[Element and box listings]
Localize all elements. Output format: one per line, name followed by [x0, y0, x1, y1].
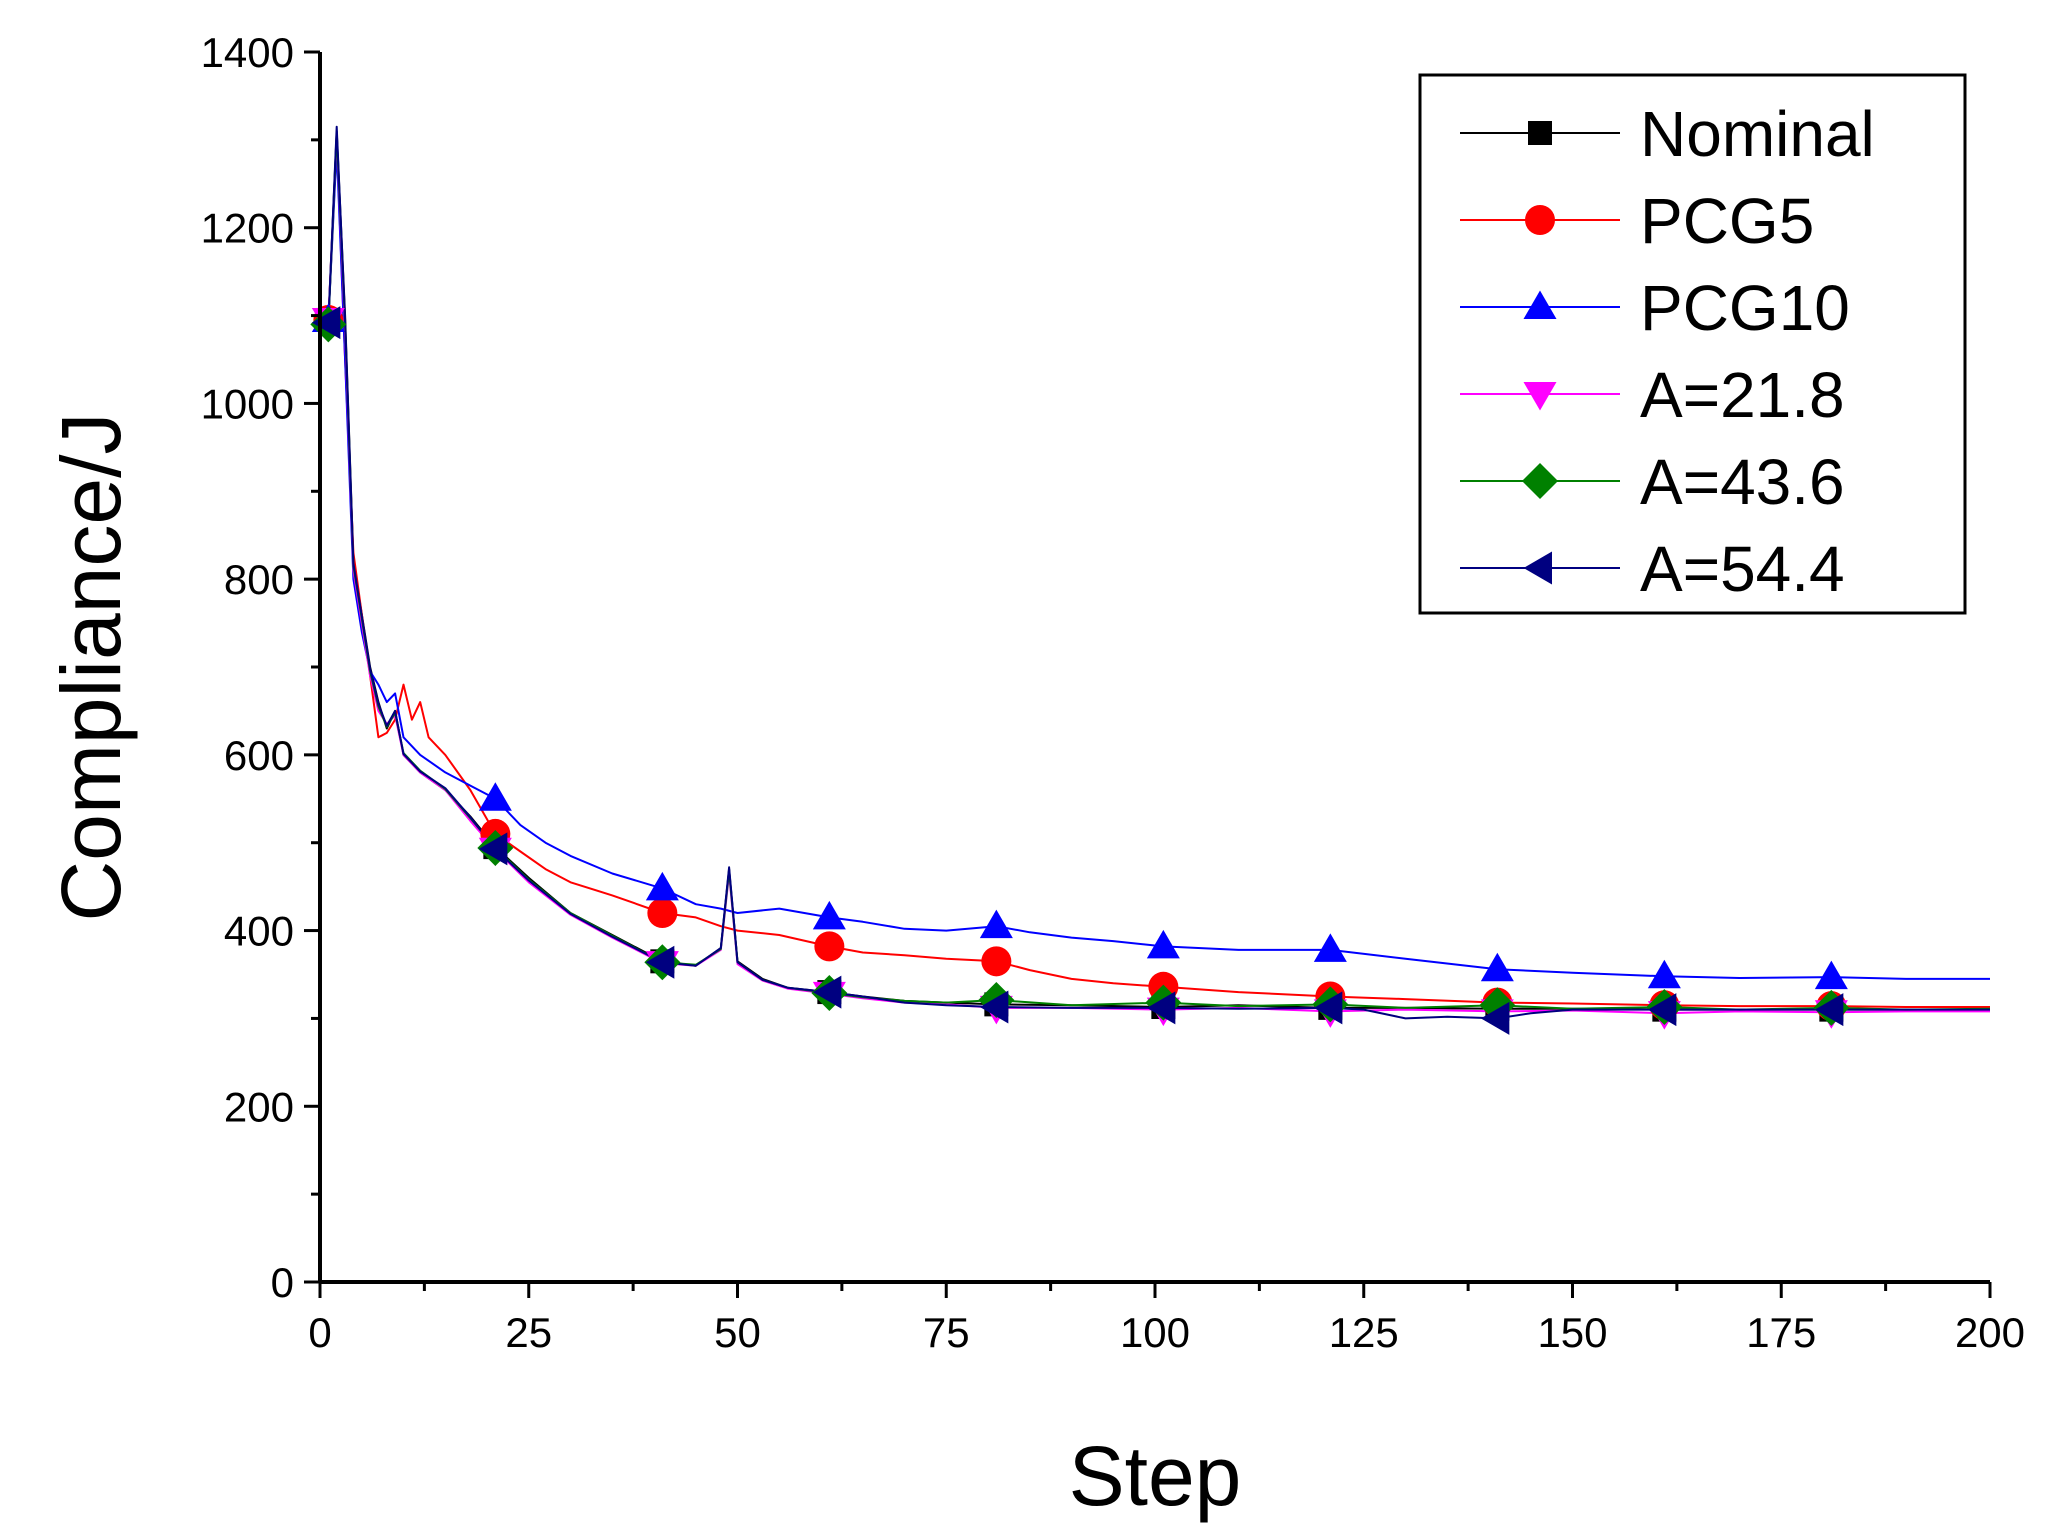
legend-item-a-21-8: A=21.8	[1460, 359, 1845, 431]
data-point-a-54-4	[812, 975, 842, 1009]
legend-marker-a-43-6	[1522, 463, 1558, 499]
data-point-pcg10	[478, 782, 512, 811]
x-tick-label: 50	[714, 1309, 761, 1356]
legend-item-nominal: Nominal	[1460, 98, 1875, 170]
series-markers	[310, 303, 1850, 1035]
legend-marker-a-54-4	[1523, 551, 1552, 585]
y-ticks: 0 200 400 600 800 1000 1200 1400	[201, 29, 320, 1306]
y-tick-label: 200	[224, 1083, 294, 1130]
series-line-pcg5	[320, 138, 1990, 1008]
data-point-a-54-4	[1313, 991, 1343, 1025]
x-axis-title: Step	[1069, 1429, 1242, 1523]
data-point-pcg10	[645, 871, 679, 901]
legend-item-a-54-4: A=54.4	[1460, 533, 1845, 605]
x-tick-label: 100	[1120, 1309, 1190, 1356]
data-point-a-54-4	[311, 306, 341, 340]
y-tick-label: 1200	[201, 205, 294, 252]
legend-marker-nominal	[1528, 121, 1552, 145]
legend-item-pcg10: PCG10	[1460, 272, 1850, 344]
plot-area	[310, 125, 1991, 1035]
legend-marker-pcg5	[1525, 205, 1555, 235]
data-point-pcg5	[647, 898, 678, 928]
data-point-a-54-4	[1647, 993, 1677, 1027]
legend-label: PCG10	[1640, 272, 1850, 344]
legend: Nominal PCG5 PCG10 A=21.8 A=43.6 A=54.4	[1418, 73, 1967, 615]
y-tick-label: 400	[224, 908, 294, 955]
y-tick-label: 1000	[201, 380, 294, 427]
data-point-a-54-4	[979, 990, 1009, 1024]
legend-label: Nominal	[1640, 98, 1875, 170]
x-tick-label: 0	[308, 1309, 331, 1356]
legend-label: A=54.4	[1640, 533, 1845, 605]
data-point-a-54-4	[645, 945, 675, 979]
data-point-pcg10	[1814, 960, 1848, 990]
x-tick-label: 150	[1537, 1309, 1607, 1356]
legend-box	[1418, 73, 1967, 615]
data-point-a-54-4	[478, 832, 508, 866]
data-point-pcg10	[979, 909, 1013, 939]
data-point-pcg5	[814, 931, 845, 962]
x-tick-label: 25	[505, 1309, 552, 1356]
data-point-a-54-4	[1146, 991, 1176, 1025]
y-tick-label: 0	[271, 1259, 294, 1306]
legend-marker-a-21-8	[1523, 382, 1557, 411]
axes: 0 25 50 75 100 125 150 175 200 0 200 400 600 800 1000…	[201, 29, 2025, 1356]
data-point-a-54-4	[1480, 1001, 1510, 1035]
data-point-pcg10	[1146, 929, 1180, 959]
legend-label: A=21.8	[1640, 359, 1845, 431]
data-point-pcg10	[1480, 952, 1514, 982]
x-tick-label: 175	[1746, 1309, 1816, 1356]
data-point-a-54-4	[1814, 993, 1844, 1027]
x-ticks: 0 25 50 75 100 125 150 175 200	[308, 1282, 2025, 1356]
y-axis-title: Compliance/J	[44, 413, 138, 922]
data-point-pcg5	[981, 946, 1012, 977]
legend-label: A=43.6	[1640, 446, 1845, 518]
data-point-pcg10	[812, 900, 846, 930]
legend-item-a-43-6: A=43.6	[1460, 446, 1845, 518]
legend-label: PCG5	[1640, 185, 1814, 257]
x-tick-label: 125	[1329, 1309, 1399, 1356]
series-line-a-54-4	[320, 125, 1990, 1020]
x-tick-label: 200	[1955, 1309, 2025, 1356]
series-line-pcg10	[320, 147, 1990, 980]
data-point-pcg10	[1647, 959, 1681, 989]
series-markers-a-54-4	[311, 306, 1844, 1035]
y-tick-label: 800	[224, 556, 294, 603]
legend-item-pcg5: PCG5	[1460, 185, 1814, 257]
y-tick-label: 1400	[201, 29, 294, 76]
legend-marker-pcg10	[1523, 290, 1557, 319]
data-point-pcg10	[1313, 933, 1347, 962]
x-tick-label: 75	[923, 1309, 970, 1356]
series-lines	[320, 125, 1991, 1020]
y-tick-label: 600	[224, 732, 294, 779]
==
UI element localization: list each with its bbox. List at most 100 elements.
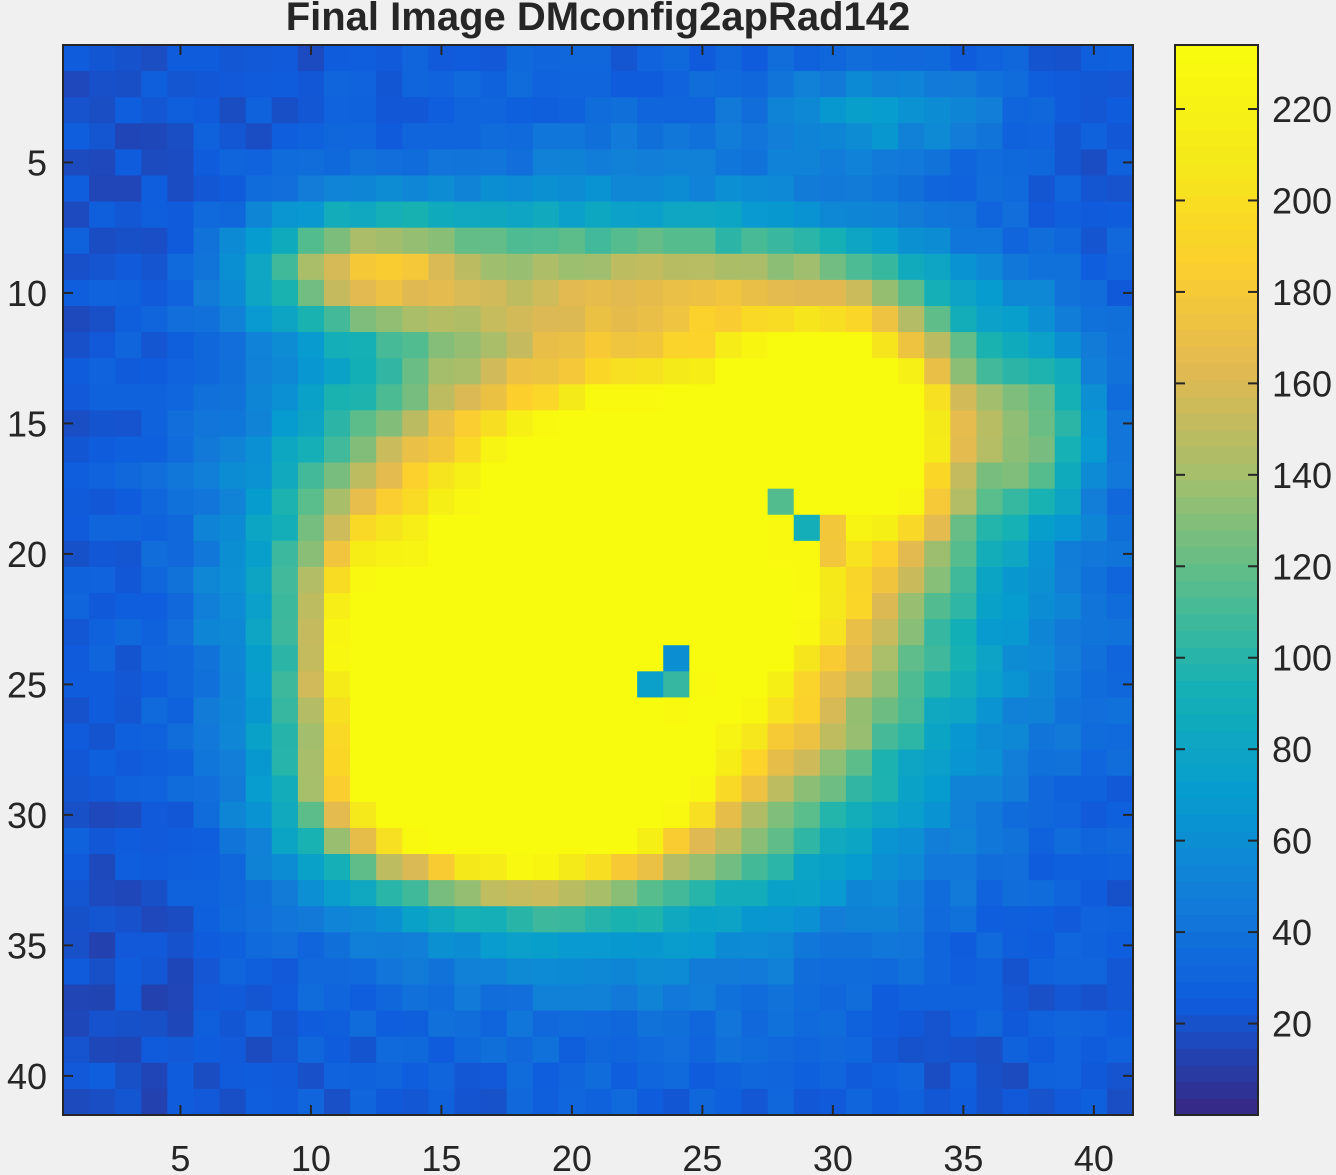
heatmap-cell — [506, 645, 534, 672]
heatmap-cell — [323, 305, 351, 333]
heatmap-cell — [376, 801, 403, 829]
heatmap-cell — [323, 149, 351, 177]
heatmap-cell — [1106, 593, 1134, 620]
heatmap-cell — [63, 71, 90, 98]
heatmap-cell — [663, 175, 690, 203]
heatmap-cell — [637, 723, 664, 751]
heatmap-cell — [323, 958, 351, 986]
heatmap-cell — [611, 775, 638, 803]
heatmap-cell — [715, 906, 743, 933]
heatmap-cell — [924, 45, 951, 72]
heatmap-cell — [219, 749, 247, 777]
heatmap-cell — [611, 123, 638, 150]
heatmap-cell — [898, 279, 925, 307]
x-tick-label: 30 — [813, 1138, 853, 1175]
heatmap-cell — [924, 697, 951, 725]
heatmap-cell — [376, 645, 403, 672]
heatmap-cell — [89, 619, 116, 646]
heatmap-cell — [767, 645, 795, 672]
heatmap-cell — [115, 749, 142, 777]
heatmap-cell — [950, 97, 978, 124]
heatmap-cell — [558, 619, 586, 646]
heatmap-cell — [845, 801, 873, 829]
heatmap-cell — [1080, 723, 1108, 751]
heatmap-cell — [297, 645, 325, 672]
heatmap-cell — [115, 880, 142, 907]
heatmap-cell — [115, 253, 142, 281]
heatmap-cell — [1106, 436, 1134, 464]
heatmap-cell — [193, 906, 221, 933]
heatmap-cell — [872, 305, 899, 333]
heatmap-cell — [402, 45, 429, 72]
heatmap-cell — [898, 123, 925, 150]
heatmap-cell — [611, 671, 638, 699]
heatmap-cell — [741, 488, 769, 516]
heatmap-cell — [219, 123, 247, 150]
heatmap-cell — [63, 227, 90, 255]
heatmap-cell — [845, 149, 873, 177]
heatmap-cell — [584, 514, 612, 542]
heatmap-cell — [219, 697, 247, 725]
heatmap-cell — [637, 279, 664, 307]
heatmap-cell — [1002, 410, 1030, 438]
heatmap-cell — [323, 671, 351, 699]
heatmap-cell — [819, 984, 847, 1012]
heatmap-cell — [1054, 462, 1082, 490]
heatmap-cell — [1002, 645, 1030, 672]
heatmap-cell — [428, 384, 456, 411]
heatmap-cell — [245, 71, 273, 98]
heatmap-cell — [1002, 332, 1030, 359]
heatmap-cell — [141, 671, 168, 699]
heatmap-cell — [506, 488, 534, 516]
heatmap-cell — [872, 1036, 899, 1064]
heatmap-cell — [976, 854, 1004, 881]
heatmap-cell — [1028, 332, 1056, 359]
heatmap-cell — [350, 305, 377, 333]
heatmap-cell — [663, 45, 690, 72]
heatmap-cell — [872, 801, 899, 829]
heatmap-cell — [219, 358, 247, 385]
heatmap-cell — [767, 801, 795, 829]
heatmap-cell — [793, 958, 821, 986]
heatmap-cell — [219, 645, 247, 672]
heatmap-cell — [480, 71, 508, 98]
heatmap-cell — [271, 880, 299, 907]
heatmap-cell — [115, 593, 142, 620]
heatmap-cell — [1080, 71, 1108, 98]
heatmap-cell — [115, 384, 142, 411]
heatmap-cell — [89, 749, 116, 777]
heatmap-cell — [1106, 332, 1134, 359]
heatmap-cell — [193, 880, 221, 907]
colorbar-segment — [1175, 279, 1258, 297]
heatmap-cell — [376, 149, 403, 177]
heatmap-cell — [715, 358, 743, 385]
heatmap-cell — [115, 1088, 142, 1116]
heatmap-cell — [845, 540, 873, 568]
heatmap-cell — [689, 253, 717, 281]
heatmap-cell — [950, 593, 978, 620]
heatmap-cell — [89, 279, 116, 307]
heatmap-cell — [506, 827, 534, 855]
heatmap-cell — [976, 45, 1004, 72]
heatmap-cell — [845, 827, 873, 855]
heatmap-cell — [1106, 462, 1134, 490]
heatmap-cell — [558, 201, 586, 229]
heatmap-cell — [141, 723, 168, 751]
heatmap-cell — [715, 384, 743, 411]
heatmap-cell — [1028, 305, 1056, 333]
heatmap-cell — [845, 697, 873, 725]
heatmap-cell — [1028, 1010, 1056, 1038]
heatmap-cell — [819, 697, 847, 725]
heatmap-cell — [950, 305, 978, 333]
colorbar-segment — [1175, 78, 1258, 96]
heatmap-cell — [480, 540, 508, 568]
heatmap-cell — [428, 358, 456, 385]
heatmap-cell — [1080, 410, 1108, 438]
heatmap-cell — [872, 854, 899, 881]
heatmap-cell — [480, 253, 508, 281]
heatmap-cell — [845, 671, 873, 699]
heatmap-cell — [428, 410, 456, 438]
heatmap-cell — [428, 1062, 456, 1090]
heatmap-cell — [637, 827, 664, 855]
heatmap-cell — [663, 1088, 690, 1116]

REQUIREMENT —
Can you give the lines of the data from the one containing "heatmap-cell — [506, 645, 534, 672]" through the one containing "heatmap-cell — [663, 175, 690, 203]", inclusive, as a JSON list of strings with one string per line and no blank lines?

ANSWER IN FULL —
[
  "heatmap-cell — [506, 645, 534, 672]",
  "heatmap-cell — [323, 305, 351, 333]",
  "heatmap-cell — [376, 801, 403, 829]",
  "heatmap-cell — [323, 149, 351, 177]",
  "heatmap-cell — [1106, 593, 1134, 620]",
  "heatmap-cell — [63, 71, 90, 98]",
  "heatmap-cell — [663, 175, 690, 203]"
]